(Beginning of RECORDS PROVIDED)

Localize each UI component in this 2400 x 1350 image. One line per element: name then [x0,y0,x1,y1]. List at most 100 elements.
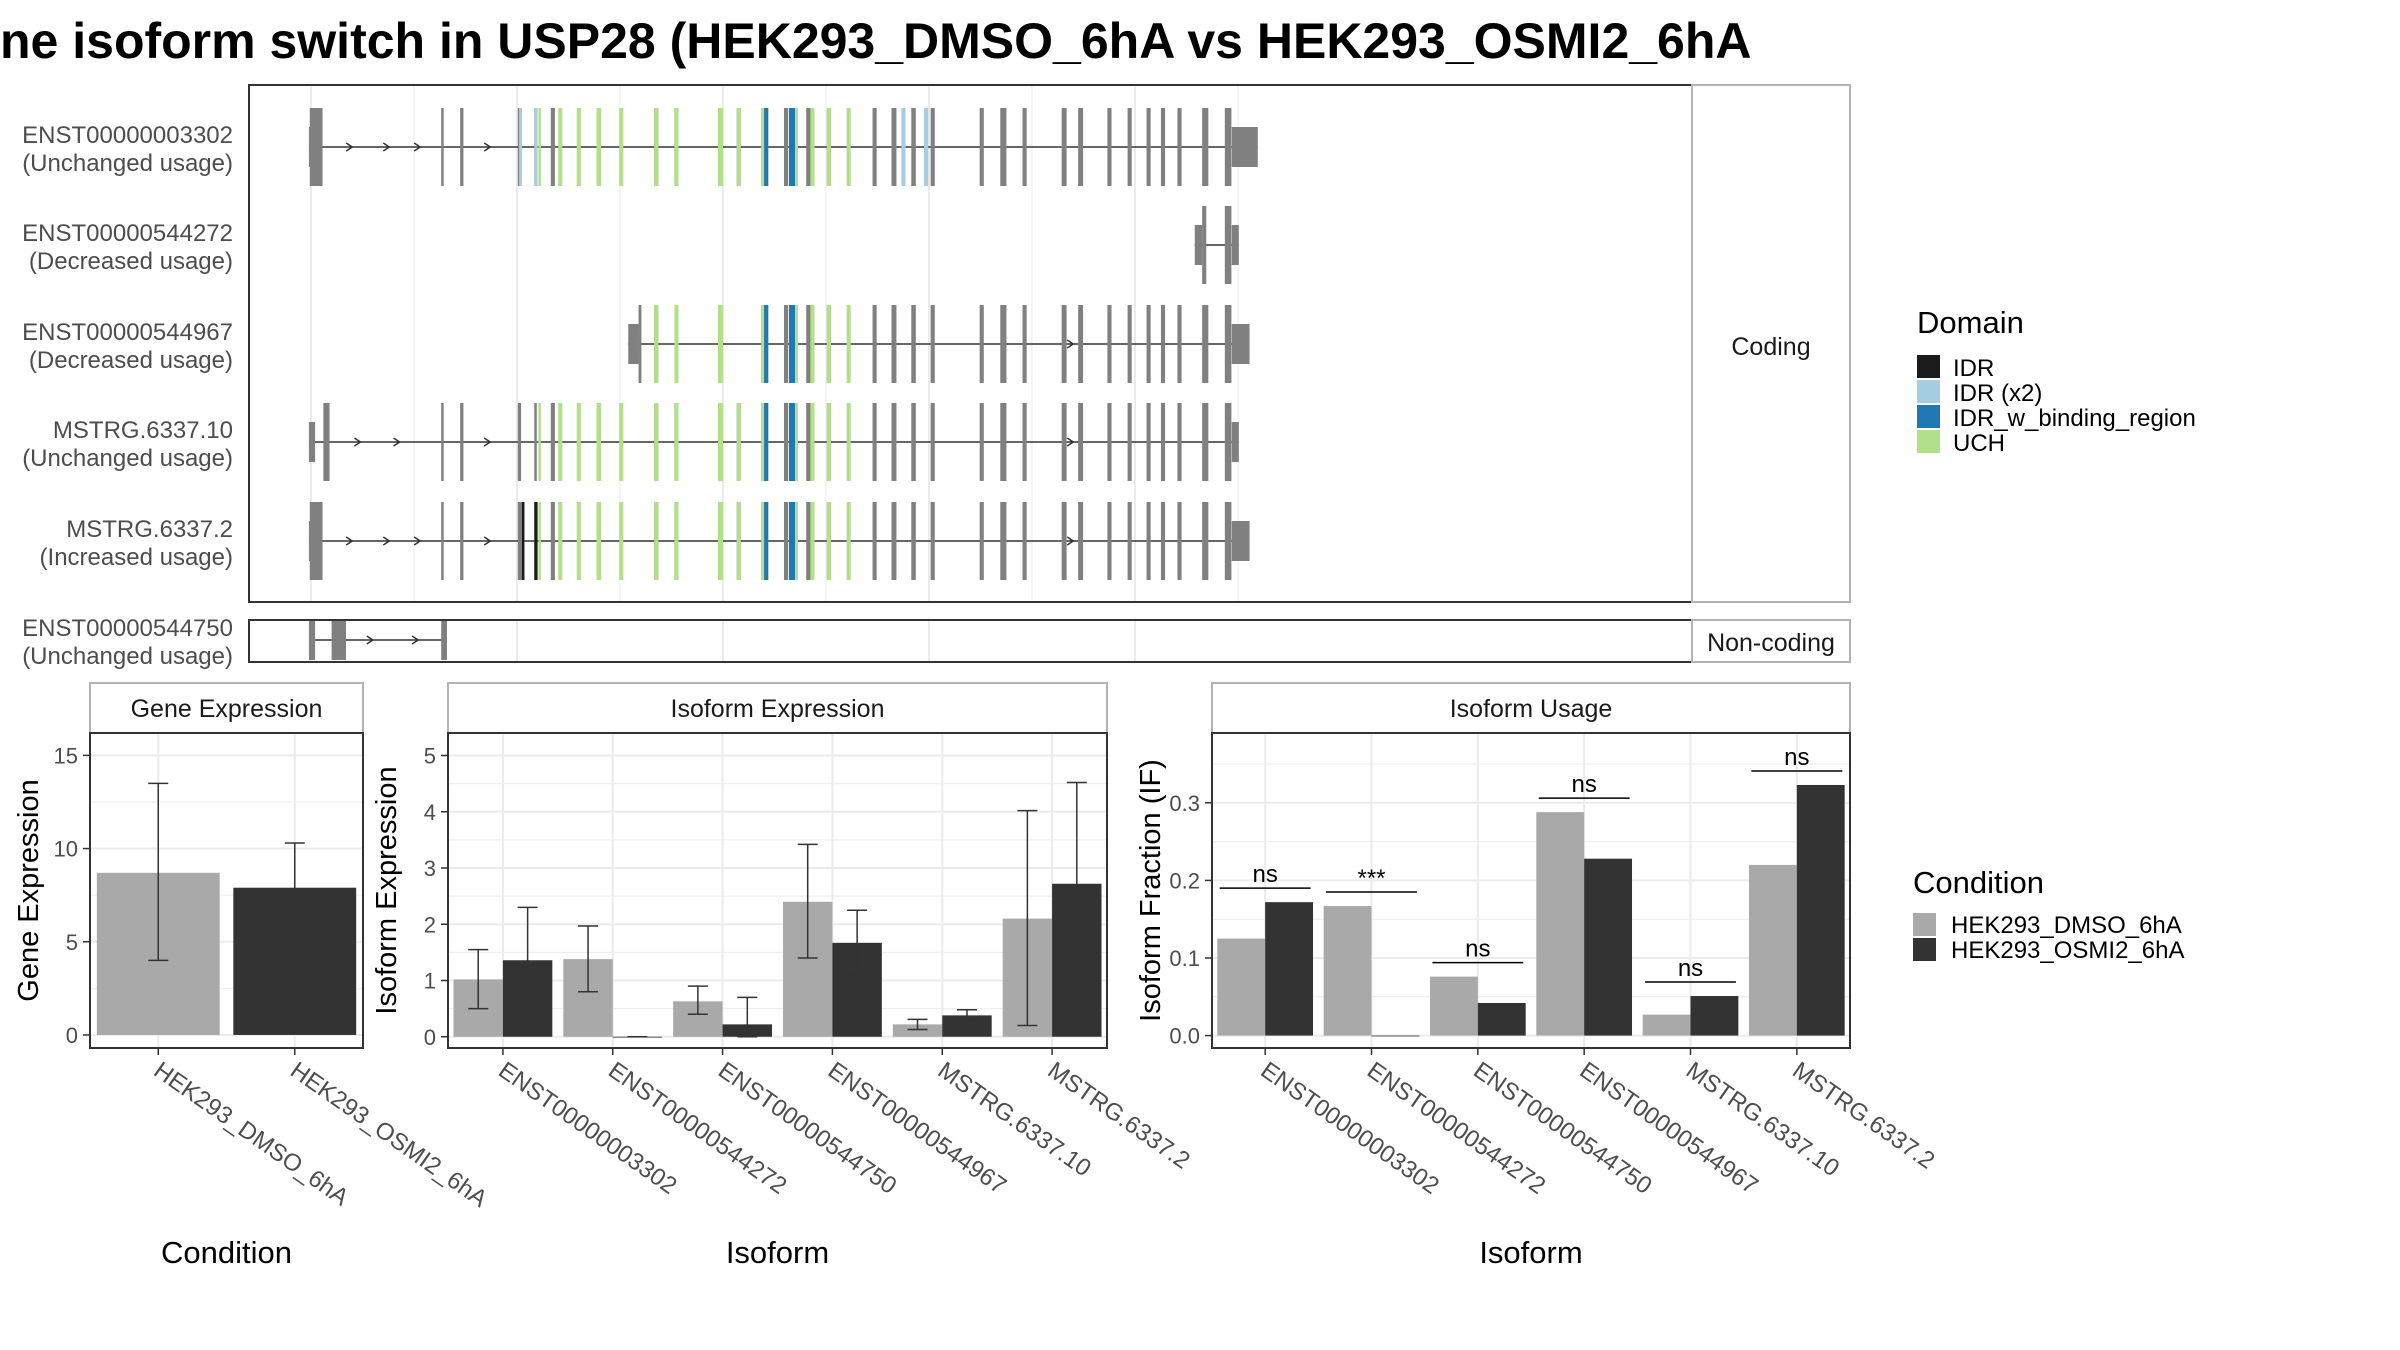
domain-region [795,502,798,580]
exon [1231,225,1239,265]
strand-arrow [413,142,422,152]
exon [1022,108,1027,186]
domain-region [826,305,831,383]
exon [872,502,877,580]
domain-region [736,403,741,481]
strand-arrow [393,437,401,447]
plot-area [1212,733,1850,1048]
exon [1202,403,1209,481]
domain-region [846,403,851,481]
exon [1000,108,1007,186]
chart-title-strip [1211,682,1851,734]
y-tick-label: 5 [424,744,436,769]
domain-region [846,305,851,383]
exon [441,403,444,481]
exon [783,108,789,186]
exon [979,305,984,383]
y-tick-label: 15 [54,743,78,768]
exon [891,305,897,383]
exon [1160,305,1166,383]
transcript-id-label: MSTRG.6337.10 [53,417,233,444]
y-tick-label: 0.1 [1169,946,1200,971]
y-tick-label: 0 [66,1023,78,1048]
domain-region [718,502,723,580]
exon [517,502,525,580]
domain-region [764,502,769,580]
domain-region [558,502,563,580]
bar-0-1 [1323,906,1372,1036]
plot-border [447,732,1108,1049]
domain-region [674,108,679,186]
domain-region [761,403,765,481]
bar-0-4 [892,1024,943,1037]
exon [1146,403,1151,481]
strand-arrow [345,536,354,546]
significance-label: ns [1571,771,1596,798]
domain-region [761,305,765,383]
exon [1231,324,1250,364]
transcript-status-label: (Decreased usage) [29,248,233,275]
strand-arrow [382,142,391,152]
domain-region [596,502,602,580]
strand-arrow [1066,536,1075,546]
domain-label-2: IDR_w_binding_region [1953,405,2196,432]
exon [1127,502,1132,580]
domain-region [718,108,723,186]
strand-arrow [411,635,420,645]
exon [783,502,789,580]
transcript-ENST00000544272: ENST00000544272(Decreased usage) [22,206,1239,284]
exon [911,305,916,383]
exon [460,403,464,481]
domain-region [795,108,798,186]
domain-region [519,108,522,186]
domain-region [654,403,659,481]
domain-region [521,502,525,580]
exon [460,502,464,580]
bar-0-5 [1748,864,1797,1036]
strand-arrow [413,536,422,546]
y-tick-label: 0 [424,1025,436,1050]
exon [1107,502,1112,580]
exon [911,502,916,580]
strand-arrow [366,635,375,645]
domain-region [901,108,906,186]
exon [1146,305,1151,383]
bar-0-2 [1429,976,1478,1036]
exon [872,403,877,481]
exon [891,403,897,481]
exon [534,403,537,481]
bar-1-1 [1371,1035,1420,1037]
domain-label-1: IDR (x2) [1953,380,2042,407]
exon [1146,502,1151,580]
exon [460,108,464,186]
noncoding-strip [1691,619,1851,663]
bar-0-3 [1536,812,1585,1036]
transcript-ENST00000544750: ENST00000544750(Unchanged usage) [22,615,447,670]
exon [806,502,812,580]
exon [1061,502,1067,580]
significance-label: *** [1357,865,1385,892]
significance-label: ns [1465,936,1490,963]
exon [550,108,555,186]
domain-region [764,305,769,383]
domain-region [674,502,679,580]
domain-region [619,403,624,481]
exon [1177,403,1182,481]
exon [1202,108,1209,186]
domain-region [674,403,679,481]
x-tick-label: ENST00000544272 [1362,1057,1550,1200]
bar-1-0 [1265,902,1314,1036]
chart-title: Gene Expression [131,695,323,723]
coding-strip-label: Coding [1731,333,1810,361]
transcript-status-label: (Increased usage) [40,544,233,571]
figure-title: ne isoform switch in USP28 (HEK293_DMSO_… [0,13,1752,69]
domain-key-0 [1917,355,1940,378]
bar-1-5 [1796,784,1845,1036]
x-tick-label: ENST00000544967 [1575,1057,1763,1200]
exon [1224,108,1232,186]
exon [550,403,555,481]
exon [331,620,347,660]
exon [441,502,444,580]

(End of RECORDS PROVIDED)

▶ _INSTRUCTIONS FOR THE TASK_: In the records, how many lines hold the word "title"? Answer with the number and no other words.

▶ _WRITTEN ANSWER_: 3